* begin Records to use *

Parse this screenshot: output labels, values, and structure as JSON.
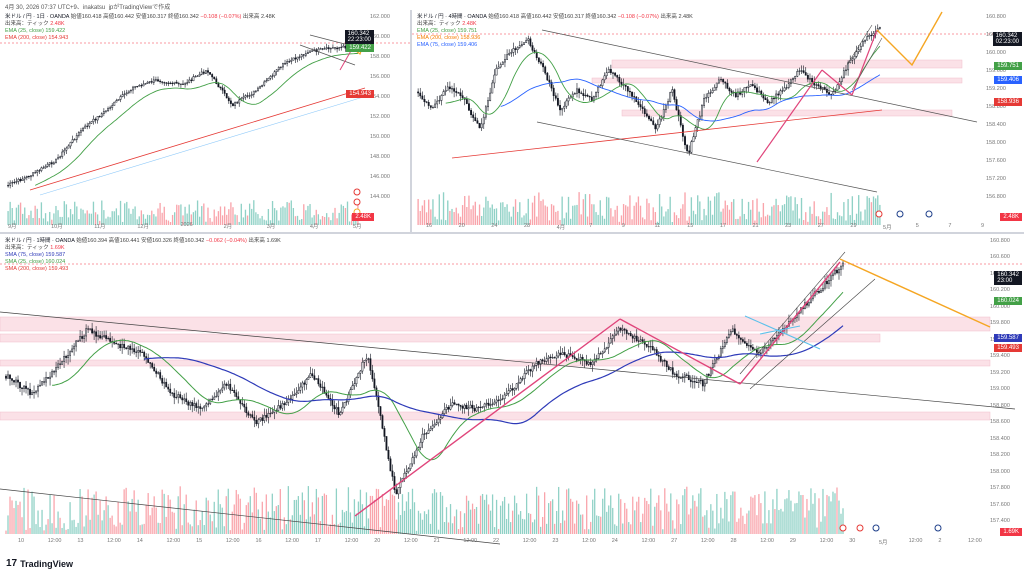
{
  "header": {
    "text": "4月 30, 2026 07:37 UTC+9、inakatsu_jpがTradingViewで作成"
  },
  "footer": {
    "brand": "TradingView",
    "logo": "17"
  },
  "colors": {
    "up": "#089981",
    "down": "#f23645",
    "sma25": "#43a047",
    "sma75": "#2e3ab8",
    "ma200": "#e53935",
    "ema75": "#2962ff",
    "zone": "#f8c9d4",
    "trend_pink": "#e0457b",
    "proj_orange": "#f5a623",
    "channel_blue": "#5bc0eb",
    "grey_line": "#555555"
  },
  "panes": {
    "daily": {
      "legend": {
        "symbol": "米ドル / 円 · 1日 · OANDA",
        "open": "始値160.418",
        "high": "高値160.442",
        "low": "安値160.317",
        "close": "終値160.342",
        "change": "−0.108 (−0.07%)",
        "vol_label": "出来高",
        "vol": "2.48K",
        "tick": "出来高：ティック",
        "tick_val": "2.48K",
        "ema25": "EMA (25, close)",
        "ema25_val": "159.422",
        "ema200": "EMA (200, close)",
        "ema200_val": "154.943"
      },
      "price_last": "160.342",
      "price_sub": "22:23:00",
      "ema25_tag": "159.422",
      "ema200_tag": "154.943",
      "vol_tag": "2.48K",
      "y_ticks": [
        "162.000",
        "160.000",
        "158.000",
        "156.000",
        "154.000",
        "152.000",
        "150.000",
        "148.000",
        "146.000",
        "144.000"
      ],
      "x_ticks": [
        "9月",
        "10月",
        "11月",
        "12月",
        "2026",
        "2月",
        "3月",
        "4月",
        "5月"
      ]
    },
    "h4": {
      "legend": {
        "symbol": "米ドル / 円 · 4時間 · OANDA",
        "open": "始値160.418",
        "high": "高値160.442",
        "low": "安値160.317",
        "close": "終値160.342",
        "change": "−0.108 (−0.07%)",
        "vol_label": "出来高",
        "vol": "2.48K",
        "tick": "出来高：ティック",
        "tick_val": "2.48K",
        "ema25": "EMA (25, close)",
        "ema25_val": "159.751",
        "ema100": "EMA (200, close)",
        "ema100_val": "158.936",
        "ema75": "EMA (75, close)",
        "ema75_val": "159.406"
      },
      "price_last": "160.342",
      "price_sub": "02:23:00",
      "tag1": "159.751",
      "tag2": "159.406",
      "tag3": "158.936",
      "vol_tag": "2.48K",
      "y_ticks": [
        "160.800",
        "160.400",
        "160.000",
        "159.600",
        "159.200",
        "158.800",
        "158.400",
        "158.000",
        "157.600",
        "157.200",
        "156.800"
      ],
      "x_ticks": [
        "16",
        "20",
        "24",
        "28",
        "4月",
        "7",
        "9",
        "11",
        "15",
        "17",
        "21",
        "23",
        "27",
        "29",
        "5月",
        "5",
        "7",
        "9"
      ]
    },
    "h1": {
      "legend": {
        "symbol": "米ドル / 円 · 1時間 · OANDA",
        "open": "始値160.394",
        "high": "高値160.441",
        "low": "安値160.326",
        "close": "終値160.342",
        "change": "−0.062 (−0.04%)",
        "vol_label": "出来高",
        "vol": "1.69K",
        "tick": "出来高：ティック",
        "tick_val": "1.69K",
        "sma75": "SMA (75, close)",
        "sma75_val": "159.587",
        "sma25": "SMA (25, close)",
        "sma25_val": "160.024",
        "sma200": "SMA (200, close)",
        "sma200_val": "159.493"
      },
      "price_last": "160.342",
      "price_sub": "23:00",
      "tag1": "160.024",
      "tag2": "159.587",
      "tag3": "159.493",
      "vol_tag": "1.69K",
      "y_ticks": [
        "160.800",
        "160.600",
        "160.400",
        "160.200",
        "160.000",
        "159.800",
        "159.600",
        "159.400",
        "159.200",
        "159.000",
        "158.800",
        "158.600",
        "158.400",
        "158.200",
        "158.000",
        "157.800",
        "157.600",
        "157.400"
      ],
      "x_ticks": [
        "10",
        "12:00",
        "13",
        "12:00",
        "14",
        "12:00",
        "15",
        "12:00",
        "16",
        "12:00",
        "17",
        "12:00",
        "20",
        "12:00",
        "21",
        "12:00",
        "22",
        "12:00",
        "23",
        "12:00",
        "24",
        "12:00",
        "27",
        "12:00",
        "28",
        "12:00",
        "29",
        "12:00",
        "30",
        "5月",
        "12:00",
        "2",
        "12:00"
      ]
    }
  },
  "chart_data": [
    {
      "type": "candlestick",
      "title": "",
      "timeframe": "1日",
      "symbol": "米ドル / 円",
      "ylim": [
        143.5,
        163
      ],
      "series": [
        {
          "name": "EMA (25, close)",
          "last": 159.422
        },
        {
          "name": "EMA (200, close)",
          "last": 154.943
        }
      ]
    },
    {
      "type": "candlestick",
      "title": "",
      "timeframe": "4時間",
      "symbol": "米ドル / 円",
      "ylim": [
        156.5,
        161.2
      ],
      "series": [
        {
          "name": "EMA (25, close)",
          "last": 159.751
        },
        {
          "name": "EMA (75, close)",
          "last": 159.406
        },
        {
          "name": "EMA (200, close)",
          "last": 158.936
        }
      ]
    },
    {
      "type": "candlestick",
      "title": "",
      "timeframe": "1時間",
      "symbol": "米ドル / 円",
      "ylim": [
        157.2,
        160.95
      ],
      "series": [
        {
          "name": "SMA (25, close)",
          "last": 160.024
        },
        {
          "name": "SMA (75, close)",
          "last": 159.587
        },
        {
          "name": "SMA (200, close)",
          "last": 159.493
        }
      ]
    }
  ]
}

* end Records to use *

→ **Brief**
Retype each line of the listing above word for word. Exclude the pictures.

→ **The solution**
Parse this screenshot: output labels, values, and structure as JSON.
{
  "header": {
    "text": "4月 30, 2026 07:37 UTC+9、inakatsu_jpがTradingViewで作成"
  },
  "footer": {
    "brand": "TradingView",
    "logo": "17"
  },
  "colors": {
    "up": "#089981",
    "down": "#f23645",
    "sma25": "#43a047",
    "sma75": "#2e3ab8",
    "ma200": "#e53935",
    "ema75": "#2962ff",
    "zone": "#f8c9d4",
    "trend_pink": "#e0457b",
    "proj_orange": "#f5a623",
    "channel_blue": "#5bc0eb",
    "grey_line": "#555555"
  },
  "panes": {
    "daily": {
      "legend": {
        "symbol": "米ドル / 円 · 1日 · OANDA",
        "open": "始値160.418",
        "high": "高値160.442",
        "low": "安値160.317",
        "close": "終値160.342",
        "change": "−0.108 (−0.07%)",
        "vol_label": "出来高",
        "vol": "2.48K",
        "tick": "出来高：ティック",
        "tick_val": "2.48K",
        "ema25": "EMA (25, close)",
        "ema25_val": "159.422",
        "ema200": "EMA (200, close)",
        "ema200_val": "154.943"
      },
      "price_last": "160.342",
      "price_sub": "22:23:00",
      "ema25_tag": "159.422",
      "ema200_tag": "154.943",
      "vol_tag": "2.48K",
      "y_ticks": [
        "162.000",
        "160.000",
        "158.000",
        "156.000",
        "154.000",
        "152.000",
        "150.000",
        "148.000",
        "146.000",
        "144.000"
      ],
      "x_ticks": [
        "9月",
        "10月",
        "11月",
        "12月",
        "2026",
        "2月",
        "3月",
        "4月",
        "5月"
      ]
    },
    "h4": {
      "legend": {
        "symbol": "米ドル / 円 · 4時間 · OANDA",
        "open": "始値160.418",
        "high": "高値160.442",
        "low": "安値160.317",
        "close": "終値160.342",
        "change": "−0.108 (−0.07%)",
        "vol_label": "出来高",
        "vol": "2.48K",
        "tick": "出来高：ティック",
        "tick_val": "2.48K",
        "ema25": "EMA (25, close)",
        "ema25_val": "159.751",
        "ema100": "EMA (200, close)",
        "ema100_val": "158.936",
        "ema75": "EMA (75, close)",
        "ema75_val": "159.406"
      },
      "price_last": "160.342",
      "price_sub": "02:23:00",
      "tag1": "159.751",
      "tag2": "159.406",
      "tag3": "158.936",
      "vol_tag": "2.48K",
      "y_ticks": [
        "160.800",
        "160.400",
        "160.000",
        "159.600",
        "159.200",
        "158.800",
        "158.400",
        "158.000",
        "157.600",
        "157.200",
        "156.800"
      ],
      "x_ticks": [
        "16",
        "20",
        "24",
        "28",
        "4月",
        "7",
        "9",
        "11",
        "15",
        "17",
        "21",
        "23",
        "27",
        "29",
        "5月",
        "5",
        "7",
        "9"
      ]
    },
    "h1": {
      "legend": {
        "symbol": "米ドル / 円 · 1時間 · OANDA",
        "open": "始値160.394",
        "high": "高値160.441",
        "low": "安値160.326",
        "close": "終値160.342",
        "change": "−0.062 (−0.04%)",
        "vol_label": "出来高",
        "vol": "1.69K",
        "tick": "出来高：ティック",
        "tick_val": "1.69K",
        "sma75": "SMA (75, close)",
        "sma75_val": "159.587",
        "sma25": "SMA (25, close)",
        "sma25_val": "160.024",
        "sma200": "SMA (200, close)",
        "sma200_val": "159.493"
      },
      "price_last": "160.342",
      "price_sub": "23:00",
      "tag1": "160.024",
      "tag2": "159.587",
      "tag3": "159.493",
      "vol_tag": "1.69K",
      "y_ticks": [
        "160.800",
        "160.600",
        "160.400",
        "160.200",
        "160.000",
        "159.800",
        "159.600",
        "159.400",
        "159.200",
        "159.000",
        "158.800",
        "158.600",
        "158.400",
        "158.200",
        "158.000",
        "157.800",
        "157.600",
        "157.400"
      ],
      "x_ticks": [
        "10",
        "12:00",
        "13",
        "12:00",
        "14",
        "12:00",
        "15",
        "12:00",
        "16",
        "12:00",
        "17",
        "12:00",
        "20",
        "12:00",
        "21",
        "12:00",
        "22",
        "12:00",
        "23",
        "12:00",
        "24",
        "12:00",
        "27",
        "12:00",
        "28",
        "12:00",
        "29",
        "12:00",
        "30",
        "5月",
        "12:00",
        "2",
        "12:00"
      ]
    }
  },
  "chart_data": [
    {
      "type": "candlestick",
      "title": "",
      "timeframe": "1日",
      "symbol": "米ドル / 円",
      "ylim": [
        143.5,
        163
      ],
      "series": [
        {
          "name": "EMA (25, close)",
          "last": 159.422
        },
        {
          "name": "EMA (200, close)",
          "last": 154.943
        }
      ]
    },
    {
      "type": "candlestick",
      "title": "",
      "timeframe": "4時間",
      "symbol": "米ドル / 円",
      "ylim": [
        156.5,
        161.2
      ],
      "series": [
        {
          "name": "EMA (25, close)",
          "last": 159.751
        },
        {
          "name": "EMA (75, close)",
          "last": 159.406
        },
        {
          "name": "EMA (200, close)",
          "last": 158.936
        }
      ]
    },
    {
      "type": "candlestick",
      "title": "",
      "timeframe": "1時間",
      "symbol": "米ドル / 円",
      "ylim": [
        157.2,
        160.95
      ],
      "series": [
        {
          "name": "SMA (25, close)",
          "last": 160.024
        },
        {
          "name": "SMA (75, close)",
          "last": 159.587
        },
        {
          "name": "SMA (200, close)",
          "last": 159.493
        }
      ]
    }
  ]
}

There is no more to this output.